■ Given problem ■
Give the data a second time, exactly and in full.

■ Raw records ■
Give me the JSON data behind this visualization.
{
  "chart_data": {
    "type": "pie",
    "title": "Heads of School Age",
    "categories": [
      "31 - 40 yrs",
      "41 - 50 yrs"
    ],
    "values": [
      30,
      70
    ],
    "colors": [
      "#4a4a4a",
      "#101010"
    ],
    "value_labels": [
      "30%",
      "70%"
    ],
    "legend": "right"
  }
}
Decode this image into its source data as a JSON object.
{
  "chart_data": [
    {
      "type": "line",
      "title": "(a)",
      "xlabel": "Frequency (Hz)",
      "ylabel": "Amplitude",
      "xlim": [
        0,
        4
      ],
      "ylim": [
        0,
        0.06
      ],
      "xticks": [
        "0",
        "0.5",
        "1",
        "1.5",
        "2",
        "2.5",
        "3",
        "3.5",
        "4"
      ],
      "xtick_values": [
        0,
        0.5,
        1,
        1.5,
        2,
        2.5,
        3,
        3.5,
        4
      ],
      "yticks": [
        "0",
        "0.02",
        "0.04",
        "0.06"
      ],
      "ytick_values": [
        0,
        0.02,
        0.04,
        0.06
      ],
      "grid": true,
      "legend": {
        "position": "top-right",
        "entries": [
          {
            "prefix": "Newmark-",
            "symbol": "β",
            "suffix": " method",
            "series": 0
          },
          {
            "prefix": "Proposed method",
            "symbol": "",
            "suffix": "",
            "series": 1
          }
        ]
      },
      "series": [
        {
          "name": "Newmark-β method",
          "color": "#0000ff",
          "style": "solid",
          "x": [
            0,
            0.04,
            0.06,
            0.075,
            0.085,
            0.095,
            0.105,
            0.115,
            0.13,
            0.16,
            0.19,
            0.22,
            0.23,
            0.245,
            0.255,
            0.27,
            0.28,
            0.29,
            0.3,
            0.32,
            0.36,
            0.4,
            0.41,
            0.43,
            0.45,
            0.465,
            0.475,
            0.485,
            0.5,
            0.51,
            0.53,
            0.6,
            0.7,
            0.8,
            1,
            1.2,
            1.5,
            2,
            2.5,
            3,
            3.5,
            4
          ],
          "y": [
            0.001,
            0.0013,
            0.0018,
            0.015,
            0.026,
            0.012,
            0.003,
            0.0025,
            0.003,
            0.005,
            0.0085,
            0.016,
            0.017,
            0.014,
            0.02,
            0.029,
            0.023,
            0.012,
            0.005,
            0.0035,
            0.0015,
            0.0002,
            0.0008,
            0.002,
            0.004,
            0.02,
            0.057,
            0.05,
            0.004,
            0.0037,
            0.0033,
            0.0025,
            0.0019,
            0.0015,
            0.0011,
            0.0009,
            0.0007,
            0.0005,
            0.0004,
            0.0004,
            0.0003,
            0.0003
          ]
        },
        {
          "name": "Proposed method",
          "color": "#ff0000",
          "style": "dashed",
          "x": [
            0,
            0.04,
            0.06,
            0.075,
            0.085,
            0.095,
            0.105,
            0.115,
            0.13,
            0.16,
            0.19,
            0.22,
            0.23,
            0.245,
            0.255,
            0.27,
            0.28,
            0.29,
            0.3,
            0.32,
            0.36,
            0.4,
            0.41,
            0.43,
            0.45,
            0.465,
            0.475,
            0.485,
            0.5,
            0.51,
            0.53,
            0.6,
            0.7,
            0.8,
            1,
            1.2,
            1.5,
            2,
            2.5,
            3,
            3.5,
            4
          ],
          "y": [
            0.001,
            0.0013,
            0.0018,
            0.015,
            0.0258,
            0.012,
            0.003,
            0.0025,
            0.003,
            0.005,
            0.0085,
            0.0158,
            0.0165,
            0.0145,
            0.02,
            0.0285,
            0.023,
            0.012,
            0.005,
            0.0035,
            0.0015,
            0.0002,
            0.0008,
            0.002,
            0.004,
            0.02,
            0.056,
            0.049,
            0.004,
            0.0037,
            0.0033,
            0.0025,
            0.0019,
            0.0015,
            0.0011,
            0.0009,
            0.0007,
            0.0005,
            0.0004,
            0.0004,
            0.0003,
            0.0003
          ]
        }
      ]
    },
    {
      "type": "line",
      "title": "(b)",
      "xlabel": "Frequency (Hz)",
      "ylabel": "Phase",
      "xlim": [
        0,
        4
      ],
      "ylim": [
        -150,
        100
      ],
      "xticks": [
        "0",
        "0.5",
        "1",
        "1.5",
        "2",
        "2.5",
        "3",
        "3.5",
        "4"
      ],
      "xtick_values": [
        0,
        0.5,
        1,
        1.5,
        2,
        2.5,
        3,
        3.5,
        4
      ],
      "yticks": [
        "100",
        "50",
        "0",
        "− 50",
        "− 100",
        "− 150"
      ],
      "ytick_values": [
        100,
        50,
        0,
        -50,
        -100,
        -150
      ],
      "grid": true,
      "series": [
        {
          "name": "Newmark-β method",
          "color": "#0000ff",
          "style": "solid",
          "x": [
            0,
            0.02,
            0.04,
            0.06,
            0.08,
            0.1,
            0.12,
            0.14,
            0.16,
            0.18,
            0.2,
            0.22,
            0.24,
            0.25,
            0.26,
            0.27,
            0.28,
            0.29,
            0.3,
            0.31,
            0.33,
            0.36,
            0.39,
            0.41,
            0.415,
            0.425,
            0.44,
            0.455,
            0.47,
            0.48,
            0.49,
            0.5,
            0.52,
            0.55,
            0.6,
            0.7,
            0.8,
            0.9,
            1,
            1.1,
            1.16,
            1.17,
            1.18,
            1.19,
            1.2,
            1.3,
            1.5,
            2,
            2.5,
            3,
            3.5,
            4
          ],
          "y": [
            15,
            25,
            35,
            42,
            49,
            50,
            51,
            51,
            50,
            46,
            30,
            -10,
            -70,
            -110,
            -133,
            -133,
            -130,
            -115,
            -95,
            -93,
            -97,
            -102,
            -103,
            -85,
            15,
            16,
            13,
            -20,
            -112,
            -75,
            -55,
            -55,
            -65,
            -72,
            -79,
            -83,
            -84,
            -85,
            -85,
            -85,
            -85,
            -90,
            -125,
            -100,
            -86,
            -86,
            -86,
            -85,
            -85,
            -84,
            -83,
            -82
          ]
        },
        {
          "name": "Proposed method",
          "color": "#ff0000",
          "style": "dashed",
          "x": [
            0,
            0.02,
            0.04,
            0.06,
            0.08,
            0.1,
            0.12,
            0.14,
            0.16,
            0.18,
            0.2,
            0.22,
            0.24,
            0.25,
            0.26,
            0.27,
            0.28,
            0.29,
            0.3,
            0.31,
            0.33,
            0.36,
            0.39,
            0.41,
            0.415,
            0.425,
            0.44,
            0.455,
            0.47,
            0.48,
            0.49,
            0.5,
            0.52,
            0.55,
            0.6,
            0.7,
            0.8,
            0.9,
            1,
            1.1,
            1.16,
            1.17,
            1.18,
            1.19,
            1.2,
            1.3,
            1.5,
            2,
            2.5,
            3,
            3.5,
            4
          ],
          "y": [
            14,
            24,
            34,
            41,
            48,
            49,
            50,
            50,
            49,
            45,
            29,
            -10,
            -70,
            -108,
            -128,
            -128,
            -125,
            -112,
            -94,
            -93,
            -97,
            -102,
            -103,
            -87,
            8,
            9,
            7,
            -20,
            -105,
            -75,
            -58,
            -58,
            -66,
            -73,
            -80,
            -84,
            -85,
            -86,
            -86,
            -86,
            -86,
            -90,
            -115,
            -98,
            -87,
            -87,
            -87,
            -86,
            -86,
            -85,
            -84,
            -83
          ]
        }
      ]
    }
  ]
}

■ Task response ■
Give me the JSON data behind this visualization.
{
  "chart_data": {
    "type": "pie",
    "title": "Heads of School Age",
    "categories": [
      "31 - 40 yrs",
      "41 - 50 yrs"
    ],
    "values": [
      30,
      70
    ],
    "colors": [
      "#4a4a4a",
      "#101010"
    ],
    "value_labels": [
      "30%",
      "70%"
    ],
    "legend": "right"
  }
}
Decode this image into its source data as a JSON object.
{
  "chart_data": [
    {
      "type": "line",
      "title": "(a)",
      "xlabel": "Frequency (Hz)",
      "ylabel": "Amplitude",
      "xlim": [
        0,
        4
      ],
      "ylim": [
        0,
        0.06
      ],
      "xticks": [
        "0",
        "0.5",
        "1",
        "1.5",
        "2",
        "2.5",
        "3",
        "3.5",
        "4"
      ],
      "xtick_values": [
        0,
        0.5,
        1,
        1.5,
        2,
        2.5,
        3,
        3.5,
        4
      ],
      "yticks": [
        "0",
        "0.02",
        "0.04",
        "0.06"
      ],
      "ytick_values": [
        0,
        0.02,
        0.04,
        0.06
      ],
      "grid": true,
      "legend": {
        "position": "top-right",
        "entries": [
          {
            "prefix": "Newmark-",
            "symbol": "β",
            "suffix": " method",
            "series": 0
          },
          {
            "prefix": "Proposed method",
            "symbol": "",
            "suffix": "",
            "series": 1
          }
        ]
      },
      "series": [
        {
          "name": "Newmark-β method",
          "color": "#0000ff",
          "style": "solid",
          "x": [
            0,
            0.04,
            0.06,
            0.075,
            0.085,
            0.095,
            0.105,
            0.115,
            0.13,
            0.16,
            0.19,
            0.22,
            0.23,
            0.245,
            0.255,
            0.27,
            0.28,
            0.29,
            0.3,
            0.32,
            0.36,
            0.4,
            0.41,
            0.43,
            0.45,
            0.465,
            0.475,
            0.485,
            0.5,
            0.51,
            0.53,
            0.6,
            0.7,
            0.8,
            1,
            1.2,
            1.5,
            2,
            2.5,
            3,
            3.5,
            4
          ],
          "y": [
            0.001,
            0.0013,
            0.0018,
            0.015,
            0.026,
            0.012,
            0.003,
            0.0025,
            0.003,
            0.005,
            0.0085,
            0.016,
            0.017,
            0.014,
            0.02,
            0.029,
            0.023,
            0.012,
            0.005,
            0.0035,
            0.0015,
            0.0002,
            0.0008,
            0.002,
            0.004,
            0.02,
            0.057,
            0.05,
            0.004,
            0.0037,
            0.0033,
            0.0025,
            0.0019,
            0.0015,
            0.0011,
            0.0009,
            0.0007,
            0.0005,
            0.0004,
            0.0004,
            0.0003,
            0.0003
          ]
        },
        {
          "name": "Proposed method",
          "color": "#ff0000",
          "style": "dashed",
          "x": [
            0,
            0.04,
            0.06,
            0.075,
            0.085,
            0.095,
            0.105,
            0.115,
            0.13,
            0.16,
            0.19,
            0.22,
            0.23,
            0.245,
            0.255,
            0.27,
            0.28,
            0.29,
            0.3,
            0.32,
            0.36,
            0.4,
            0.41,
            0.43,
            0.45,
            0.465,
            0.475,
            0.485,
            0.5,
            0.51,
            0.53,
            0.6,
            0.7,
            0.8,
            1,
            1.2,
            1.5,
            2,
            2.5,
            3,
            3.5,
            4
          ],
          "y": [
            0.001,
            0.0013,
            0.0018,
            0.015,
            0.0258,
            0.012,
            0.003,
            0.0025,
            0.003,
            0.005,
            0.0085,
            0.0158,
            0.0165,
            0.0145,
            0.02,
            0.0285,
            0.023,
            0.012,
            0.005,
            0.0035,
            0.0015,
            0.0002,
            0.0008,
            0.002,
            0.004,
            0.02,
            0.056,
            0.049,
            0.004,
            0.0037,
            0.0033,
            0.0025,
            0.0019,
            0.0015,
            0.0011,
            0.0009,
            0.0007,
            0.0005,
            0.0004,
            0.0004,
            0.0003,
            0.0003
          ]
        }
      ]
    },
    {
      "type": "line",
      "title": "(b)",
      "xlabel": "Frequency (Hz)",
      "ylabel": "Phase",
      "xlim": [
        0,
        4
      ],
      "ylim": [
        -150,
        100
      ],
      "xticks": [
        "0",
        "0.5",
        "1",
        "1.5",
        "2",
        "2.5",
        "3",
        "3.5",
        "4"
      ],
      "xtick_values": [
        0,
        0.5,
        1,
        1.5,
        2,
        2.5,
        3,
        3.5,
        4
      ],
      "yticks": [
        "100",
        "50",
        "0",
        "− 50",
        "− 100",
        "− 150"
      ],
      "ytick_values": [
        100,
        50,
        0,
        -50,
        -100,
        -150
      ],
      "grid": true,
      "series": [
        {
          "name": "Newmark-β method",
          "color": "#0000ff",
          "style": "solid",
          "x": [
            0,
            0.02,
            0.04,
            0.06,
            0.08,
            0.1,
            0.12,
            0.14,
            0.16,
            0.18,
            0.2,
            0.22,
            0.24,
            0.25,
            0.26,
            0.27,
            0.28,
            0.29,
            0.3,
            0.31,
            0.33,
            0.36,
            0.39,
            0.41,
            0.415,
            0.425,
            0.44,
            0.455,
            0.47,
            0.48,
            0.49,
            0.5,
            0.52,
            0.55,
            0.6,
            0.7,
            0.8,
            0.9,
            1,
            1.1,
            1.16,
            1.17,
            1.18,
            1.19,
            1.2,
            1.3,
            1.5,
            2,
            2.5,
            3,
            3.5,
            4
          ],
          "y": [
            15,
            25,
            35,
            42,
            49,
            50,
            51,
            51,
            50,
            46,
            30,
            -10,
            -70,
            -110,
            -133,
            -133,
            -130,
            -115,
            -95,
            -93,
            -97,
            -102,
            -103,
            -85,
            15,
            16,
            13,
            -20,
            -112,
            -75,
            -55,
            -55,
            -65,
            -72,
            -79,
            -83,
            -84,
            -85,
            -85,
            -85,
            -85,
            -90,
            -125,
            -100,
            -86,
            -86,
            -86,
            -85,
            -85,
            -84,
            -83,
            -82
          ]
        },
        {
          "name": "Proposed method",
          "color": "#ff0000",
          "style": "dashed",
          "x": [
            0,
            0.02,
            0.04,
            0.06,
            0.08,
            0.1,
            0.12,
            0.14,
            0.16,
            0.18,
            0.2,
            0.22,
            0.24,
            0.25,
            0.26,
            0.27,
            0.28,
            0.29,
            0.3,
            0.31,
            0.33,
            0.36,
            0.39,
            0.41,
            0.415,
            0.425,
            0.44,
            0.455,
            0.47,
            0.48,
            0.49,
            0.5,
            0.52,
            0.55,
            0.6,
            0.7,
            0.8,
            0.9,
            1,
            1.1,
            1.16,
            1.17,
            1.18,
            1.19,
            1.2,
            1.3,
            1.5,
            2,
            2.5,
            3,
            3.5,
            4
          ],
          "y": [
            14,
            24,
            34,
            41,
            48,
            49,
            50,
            50,
            49,
            45,
            29,
            -10,
            -70,
            -108,
            -128,
            -128,
            -125,
            -112,
            -94,
            -93,
            -97,
            -102,
            -103,
            -87,
            8,
            9,
            7,
            -20,
            -105,
            -75,
            -58,
            -58,
            -66,
            -73,
            -80,
            -84,
            -85,
            -86,
            -86,
            -86,
            -86,
            -90,
            -115,
            -98,
            -87,
            -87,
            -87,
            -86,
            -86,
            -85,
            -84,
            -83
          ]
        }
      ]
    }
  ]
}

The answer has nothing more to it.